▶ Work required
Reproduce each line exactly.

▶ Extracted entries
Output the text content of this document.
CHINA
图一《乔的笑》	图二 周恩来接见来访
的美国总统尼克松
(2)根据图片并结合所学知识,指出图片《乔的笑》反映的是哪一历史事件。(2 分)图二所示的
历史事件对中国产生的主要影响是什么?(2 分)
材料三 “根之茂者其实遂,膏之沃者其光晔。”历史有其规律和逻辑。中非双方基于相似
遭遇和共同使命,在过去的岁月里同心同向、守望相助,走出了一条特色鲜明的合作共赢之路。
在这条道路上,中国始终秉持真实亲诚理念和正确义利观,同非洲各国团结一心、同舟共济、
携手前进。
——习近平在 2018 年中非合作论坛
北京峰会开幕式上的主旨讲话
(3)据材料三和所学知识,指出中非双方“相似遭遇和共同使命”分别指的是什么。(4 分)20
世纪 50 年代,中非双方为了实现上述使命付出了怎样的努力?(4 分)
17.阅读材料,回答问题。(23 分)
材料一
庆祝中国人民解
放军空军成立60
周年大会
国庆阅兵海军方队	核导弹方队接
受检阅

▶ Result of the task
Output the text content of this document.
CHINA
图一《乔的笑》	图二 周恩来接见来访
的美国总统尼克松
(2)根据图片并结合所学知识,指出图片《乔的笑》反映的是哪一历史事件。(2 分)图二所示的
历史事件对中国产生的主要影响是什么?(2 分)
材料三 “根之茂者其实遂,膏之沃者其光晔。”历史有其规律和逻辑。中非双方基于相似
遭遇和共同使命,在过去的岁月里同心同向、守望相助,走出了一条特色鲜明的合作共赢之路。
在这条道路上,中国始终秉持真实亲诚理念和正确义利观,同非洲各国团结一心、同舟共济、
携手前进。
——习近平在 2018 年中非合作论坛
北京峰会开幕式上的主旨讲话
(3)据材料三和所学知识,指出中非双方“相似遭遇和共同使命”分别指的是什么。(4 分)20
世纪 50 年代,中非双方为了实现上述使命付出了怎样的努力?(4 分)
17.阅读材料,回答问题。(23 分)
材料一
庆祝中国人民解
放军空军成立60
周年大会
国庆阅兵海军方队	核导弹方队接
受检阅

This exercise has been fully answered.